Given problem:
Go through the entries below and write each one out exactly.

═══ Supplied entries

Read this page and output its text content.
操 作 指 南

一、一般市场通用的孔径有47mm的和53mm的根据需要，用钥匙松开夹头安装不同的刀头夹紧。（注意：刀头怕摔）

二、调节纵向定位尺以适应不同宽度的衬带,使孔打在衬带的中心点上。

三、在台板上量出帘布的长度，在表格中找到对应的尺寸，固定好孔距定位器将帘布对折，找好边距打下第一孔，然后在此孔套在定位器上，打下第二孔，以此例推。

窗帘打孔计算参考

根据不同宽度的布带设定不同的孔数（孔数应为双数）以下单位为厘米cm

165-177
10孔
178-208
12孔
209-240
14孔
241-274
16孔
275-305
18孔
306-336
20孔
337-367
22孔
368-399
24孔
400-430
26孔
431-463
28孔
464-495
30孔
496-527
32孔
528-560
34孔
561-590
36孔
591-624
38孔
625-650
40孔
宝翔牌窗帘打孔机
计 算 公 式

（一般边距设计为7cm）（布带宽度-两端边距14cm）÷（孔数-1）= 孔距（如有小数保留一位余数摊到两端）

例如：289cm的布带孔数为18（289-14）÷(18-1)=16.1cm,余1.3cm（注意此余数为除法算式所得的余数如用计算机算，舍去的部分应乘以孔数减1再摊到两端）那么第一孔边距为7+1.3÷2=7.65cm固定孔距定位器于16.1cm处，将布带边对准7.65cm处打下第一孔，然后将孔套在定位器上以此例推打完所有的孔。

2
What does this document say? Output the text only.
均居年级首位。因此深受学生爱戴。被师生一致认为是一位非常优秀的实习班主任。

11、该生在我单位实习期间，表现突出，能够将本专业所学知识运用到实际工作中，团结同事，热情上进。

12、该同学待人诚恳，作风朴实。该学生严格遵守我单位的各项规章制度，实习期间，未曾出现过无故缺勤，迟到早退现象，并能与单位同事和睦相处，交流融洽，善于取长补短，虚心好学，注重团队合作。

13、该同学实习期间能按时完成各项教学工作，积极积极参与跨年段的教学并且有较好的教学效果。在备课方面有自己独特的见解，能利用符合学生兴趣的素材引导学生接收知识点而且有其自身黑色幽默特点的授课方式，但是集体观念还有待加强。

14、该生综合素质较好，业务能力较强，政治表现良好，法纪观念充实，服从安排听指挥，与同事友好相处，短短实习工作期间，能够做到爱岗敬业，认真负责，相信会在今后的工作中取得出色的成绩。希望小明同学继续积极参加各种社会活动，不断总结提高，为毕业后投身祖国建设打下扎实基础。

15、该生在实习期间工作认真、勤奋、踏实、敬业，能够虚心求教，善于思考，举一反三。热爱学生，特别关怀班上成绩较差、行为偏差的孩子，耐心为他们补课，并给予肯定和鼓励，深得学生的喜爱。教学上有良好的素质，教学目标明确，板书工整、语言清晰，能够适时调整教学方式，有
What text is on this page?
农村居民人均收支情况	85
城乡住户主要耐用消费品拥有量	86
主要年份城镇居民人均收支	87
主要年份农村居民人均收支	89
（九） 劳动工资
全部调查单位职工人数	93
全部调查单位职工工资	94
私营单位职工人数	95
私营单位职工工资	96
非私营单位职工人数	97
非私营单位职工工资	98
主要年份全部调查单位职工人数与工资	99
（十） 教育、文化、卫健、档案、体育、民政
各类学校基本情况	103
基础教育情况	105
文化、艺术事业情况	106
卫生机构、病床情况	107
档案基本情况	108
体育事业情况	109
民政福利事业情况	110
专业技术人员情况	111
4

══════

Exercise response:
Read this page and output its text content.
操 作 指 南

一、一般市场通用的孔径有47mm的和53mm的根据需要，用钥匙松开夹头安装不同的刀头夹紧。（注意：刀头怕摔）

二、调节纵向定位尺以适应不同宽度的衬带,使孔打在衬带的中心点上。

三、在台板上量出帘布的长度，在表格中找到对应的尺寸，固定好孔距定位器将帘布对折，找好边距打下第一孔，然后在此孔套在定位器上，打下第二孔，以此例推。

窗帘打孔计算参考

根据不同宽度的布带设定不同的孔数（孔数应为双数）以下单位为厘米cm

165-177
10孔
178-208
12孔
209-240
14孔
241-274
16孔
275-305
18孔
306-336
20孔
337-367
22孔
368-399
24孔
400-430
26孔
431-463
28孔
464-495
30孔
496-527
32孔
528-560
34孔
561-590
36孔
591-624
38孔
625-650
40孔
宝翔牌窗帘打孔机
计 算 公 式

（一般边距设计为7cm）（布带宽度-两端边距14cm）÷（孔数-1）= 孔距（如有小数保留一位余数摊到两端）

例如：289cm的布带孔数为18（289-14）÷(18-1)=16.1cm,余1.3cm（注意此余数为除法算式所得的余数如用计算机算，舍去的部分应乘以孔数减1再摊到两端）那么第一孔边距为7+1.3÷2=7.65cm固定孔距定位器于16.1cm处，将布带边对准7.65cm处打下第一孔，然后将孔套在定位器上以此例推打完所有的孔。

2
What does this document say? Output the text only.
均居年级首位。因此深受学生爱戴。被师生一致认为是一位非常优秀的实习班主任。

11、该生在我单位实习期间，表现突出，能够将本专业所学知识运用到实际工作中，团结同事，热情上进。

12、该同学待人诚恳，作风朴实。该学生严格遵守我单位的各项规章制度，实习期间，未曾出现过无故缺勤，迟到早退现象，并能与单位同事和睦相处，交流融洽，善于取长补短，虚心好学，注重团队合作。

13、该同学实习期间能按时完成各项教学工作，积极积极参与跨年段的教学并且有较好的教学效果。在备课方面有自己独特的见解，能利用符合学生兴趣的素材引导学生接收知识点而且有其自身黑色幽默特点的授课方式，但是集体观念还有待加强。

14、该生综合素质较好，业务能力较强，政治表现良好，法纪观念充实，服从安排听指挥，与同事友好相处，短短实习工作期间，能够做到爱岗敬业，认真负责，相信会在今后的工作中取得出色的成绩。希望小明同学继续积极参加各种社会活动，不断总结提高，为毕业后投身祖国建设打下扎实基础。

15、该生在实习期间工作认真、勤奋、踏实、敬业，能够虚心求教，善于思考，举一反三。热爱学生，特别关怀班上成绩较差、行为偏差的孩子，耐心为他们补课，并给予肯定和鼓励，深得学生的喜爱。教学上有良好的素质，教学目标明确，板书工整、语言清晰，能够适时调整教学方式，有
What text is on this page?
农村居民人均收支情况	85
城乡住户主要耐用消费品拥有量	86
主要年份城镇居民人均收支	87
主要年份农村居民人均收支	89
（九） 劳动工资
全部调查单位职工人数	93
全部调查单位职工工资	94
私营单位职工人数	95
私营单位职工工资	96
非私营单位职工人数	97
非私营单位职工工资	98
主要年份全部调查单位职工人数与工资	99
（十） 教育、文化、卫健、档案、体育、民政
各类学校基本情况	103
基础教育情况	105
文化、艺术事业情况	106
卫生机构、病床情况	107
档案基本情况	108
体育事业情况	109
民政福利事业情况	110
专业技术人员情况	111
4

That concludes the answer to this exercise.